§ Material
######

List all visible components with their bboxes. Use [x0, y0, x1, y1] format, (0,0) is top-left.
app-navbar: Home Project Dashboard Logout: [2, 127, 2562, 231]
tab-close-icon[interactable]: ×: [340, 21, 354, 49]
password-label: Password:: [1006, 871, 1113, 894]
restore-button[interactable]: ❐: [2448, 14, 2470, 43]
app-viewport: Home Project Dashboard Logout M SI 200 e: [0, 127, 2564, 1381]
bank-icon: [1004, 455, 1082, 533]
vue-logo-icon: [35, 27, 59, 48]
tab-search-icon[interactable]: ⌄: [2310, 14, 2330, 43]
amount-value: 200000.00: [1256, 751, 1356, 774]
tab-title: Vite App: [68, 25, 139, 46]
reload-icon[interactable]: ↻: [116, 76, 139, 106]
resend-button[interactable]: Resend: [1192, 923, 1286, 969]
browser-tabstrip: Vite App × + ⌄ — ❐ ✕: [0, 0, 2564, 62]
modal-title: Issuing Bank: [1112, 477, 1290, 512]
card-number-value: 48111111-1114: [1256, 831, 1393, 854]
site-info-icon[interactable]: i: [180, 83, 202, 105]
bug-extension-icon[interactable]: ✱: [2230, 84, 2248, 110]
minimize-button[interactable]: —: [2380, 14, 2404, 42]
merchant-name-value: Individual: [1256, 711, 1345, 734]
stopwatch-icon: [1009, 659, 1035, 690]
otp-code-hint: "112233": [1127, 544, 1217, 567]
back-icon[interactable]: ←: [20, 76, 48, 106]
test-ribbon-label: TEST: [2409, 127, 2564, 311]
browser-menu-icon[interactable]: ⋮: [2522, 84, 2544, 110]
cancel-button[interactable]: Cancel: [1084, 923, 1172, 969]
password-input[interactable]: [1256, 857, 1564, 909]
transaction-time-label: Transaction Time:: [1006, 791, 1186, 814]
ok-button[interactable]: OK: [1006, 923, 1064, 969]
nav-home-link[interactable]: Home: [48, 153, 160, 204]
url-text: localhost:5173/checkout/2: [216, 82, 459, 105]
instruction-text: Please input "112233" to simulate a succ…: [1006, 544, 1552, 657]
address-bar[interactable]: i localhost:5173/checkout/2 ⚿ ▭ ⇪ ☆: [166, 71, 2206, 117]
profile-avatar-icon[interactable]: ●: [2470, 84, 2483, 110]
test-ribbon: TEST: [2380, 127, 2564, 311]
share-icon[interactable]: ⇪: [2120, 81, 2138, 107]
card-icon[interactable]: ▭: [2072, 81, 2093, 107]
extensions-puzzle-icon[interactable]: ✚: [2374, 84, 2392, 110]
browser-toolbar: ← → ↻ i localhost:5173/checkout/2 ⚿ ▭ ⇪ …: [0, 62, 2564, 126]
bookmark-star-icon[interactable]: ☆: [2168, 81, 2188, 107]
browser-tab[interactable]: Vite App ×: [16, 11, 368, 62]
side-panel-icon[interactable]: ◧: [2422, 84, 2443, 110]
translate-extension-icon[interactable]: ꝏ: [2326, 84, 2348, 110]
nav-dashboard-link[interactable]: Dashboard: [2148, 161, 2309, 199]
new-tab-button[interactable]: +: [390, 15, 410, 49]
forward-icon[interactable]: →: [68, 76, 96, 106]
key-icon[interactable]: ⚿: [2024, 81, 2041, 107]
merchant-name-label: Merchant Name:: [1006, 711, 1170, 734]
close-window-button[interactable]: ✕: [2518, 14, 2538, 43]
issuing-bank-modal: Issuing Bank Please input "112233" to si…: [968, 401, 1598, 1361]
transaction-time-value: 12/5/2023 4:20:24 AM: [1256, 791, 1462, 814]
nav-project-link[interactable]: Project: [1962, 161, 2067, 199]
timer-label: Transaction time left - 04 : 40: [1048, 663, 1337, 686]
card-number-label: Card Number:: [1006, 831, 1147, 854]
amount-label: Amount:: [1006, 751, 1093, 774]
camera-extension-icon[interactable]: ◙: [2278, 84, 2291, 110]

######

§ Written problem
Express every line of the items above as a JSON list of strings, one string per line, omitting blank lines.

§ Reply
[
  "List all visible components with their bboxes. Use [x0, y0, x1, y1] format, (0,0) is top-left.",
  "app-navbar: Home Project Dashboard Logout: [2, 127, 2562, 231]",
  "tab-close-icon[interactable]: ×: [340, 21, 354, 49]",
  "password-label: Password:: [1006, 871, 1113, 894]",
  "restore-button[interactable]: ❐: [2448, 14, 2470, 43]",
  "app-viewport: Home Project Dashboard Logout M SI 200 e: [0, 127, 2564, 1381]",
  "bank-icon: [1004, 455, 1082, 533]",
  "vue-logo-icon: [35, 27, 59, 48]",
  "tab-search-icon[interactable]: ⌄: [2310, 14, 2330, 43]",
  "amount-value: 200000.00: [1256, 751, 1356, 774]",
  "tab-title: Vite App: [68, 25, 139, 46]",
  "reload-icon[interactable]: ↻: [116, 76, 139, 106]",
  "resend-button[interactable]: Resend: [1192, 923, 1286, 969]",
  "browser-tabstrip: Vite App × + ⌄ — ❐ ✕: [0, 0, 2564, 62]",
  "modal-title: Issuing Bank: [1112, 477, 1290, 512]",
  "card-number-value: 48111111-1114: [1256, 831, 1393, 854]",
  "site-info-icon[interactable]: i: [180, 83, 202, 105]",
  "bug-extension-icon[interactable]: ✱: [2230, 84, 2248, 110]",
  "minimize-button[interactable]: —: [2380, 14, 2404, 42]",
  "merchant-name-value: Individual: [1256, 711, 1345, 734]",
  "stopwatch-icon: [1009, 659, 1035, 690]",
  "otp-code-hint: \"112233\": [1127, 544, 1217, 567]",
  "back-icon[interactable]: ←: [20, 76, 48, 106]",
  "test-ribbon-label: TEST: [2409, 127, 2564, 311]",
  "browser-menu-icon[interactable]: ⋮: [2522, 84, 2544, 110]",
  "cancel-button[interactable]: Cancel: [1084, 923, 1172, 969]",
  "password-input[interactable]: [1256, 857, 1564, 909]",
  "transaction-time-label: Transaction Time:: [1006, 791, 1186, 814]",
  "ok-button[interactable]: OK: [1006, 923, 1064, 969]",
  "nav-home-link[interactable]: Home: [48, 153, 160, 204]",
  "url-text: localhost:5173/checkout/2: [216, 82, 459, 105]",
  "instruction-text: Please input \"112233\" to simulate a succ…: [1006, 544, 1552, 657]",
  "address-bar[interactable]: i localhost:5173/checkout/2 ⚿ ▭ ⇪ ☆: [166, 71, 2206, 117]",
  "profile-avatar-icon[interactable]: ●: [2470, 84, 2483, 110]",
  "test-ribbon: TEST: [2380, 127, 2564, 311]",
  "share-icon[interactable]: ⇪: [2120, 81, 2138, 107]",
  "card-icon[interactable]: ▭: [2072, 81, 2093, 107]",
  "extensions-puzzle-icon[interactable]: ✚: [2374, 84, 2392, 110]",
  "browser-toolbar: ← → ↻ i localhost:5173/checkout/2 ⚿ ▭ ⇪ …: [0, 62, 2564, 126]",
  "bookmark-star-icon[interactable]: ☆: [2168, 81, 2188, 107]",
  "browser-tab[interactable]: Vite App ×: [16, 11, 368, 62]",
  "side-panel-icon[interactable]: ◧: [2422, 84, 2443, 110]",
  "translate-extension-icon[interactable]: ꝏ: [2326, 84, 2348, 110]",
  "nav-dashboard-link[interactable]: Dashboard: [2148, 161, 2309, 199]",
  "new-tab-button[interactable]: +: [390, 15, 410, 49]",
  "forward-icon[interactable]: →: [68, 76, 96, 106]",
  "key-icon[interactable]: ⚿: [2024, 81, 2041, 107]",
  "merchant-name-label: Merchant Name:: [1006, 711, 1170, 734]",
  "close-window-button[interactable]: ✕: [2518, 14, 2538, 43]",
  "issuing-bank-modal: Issuing Bank Please input \"112233\" to si…: [968, 401, 1598, 1361]",
  "transaction-time-value: 12/5/2023 4:20:24 AM: [1256, 791, 1462, 814]",
  "nav-project-link[interactable]: Project: [1962, 161, 2067, 199]",
  "timer-label: Transaction time left - 04 : 40: [1048, 663, 1337, 686]",
  "card-number-label: Card Number:: [1006, 831, 1147, 854]",
  "amount-label: Amount:: [1006, 751, 1093, 774]",
  "camera-extension-icon[interactable]: ◙: [2278, 84, 2291, 110]"
]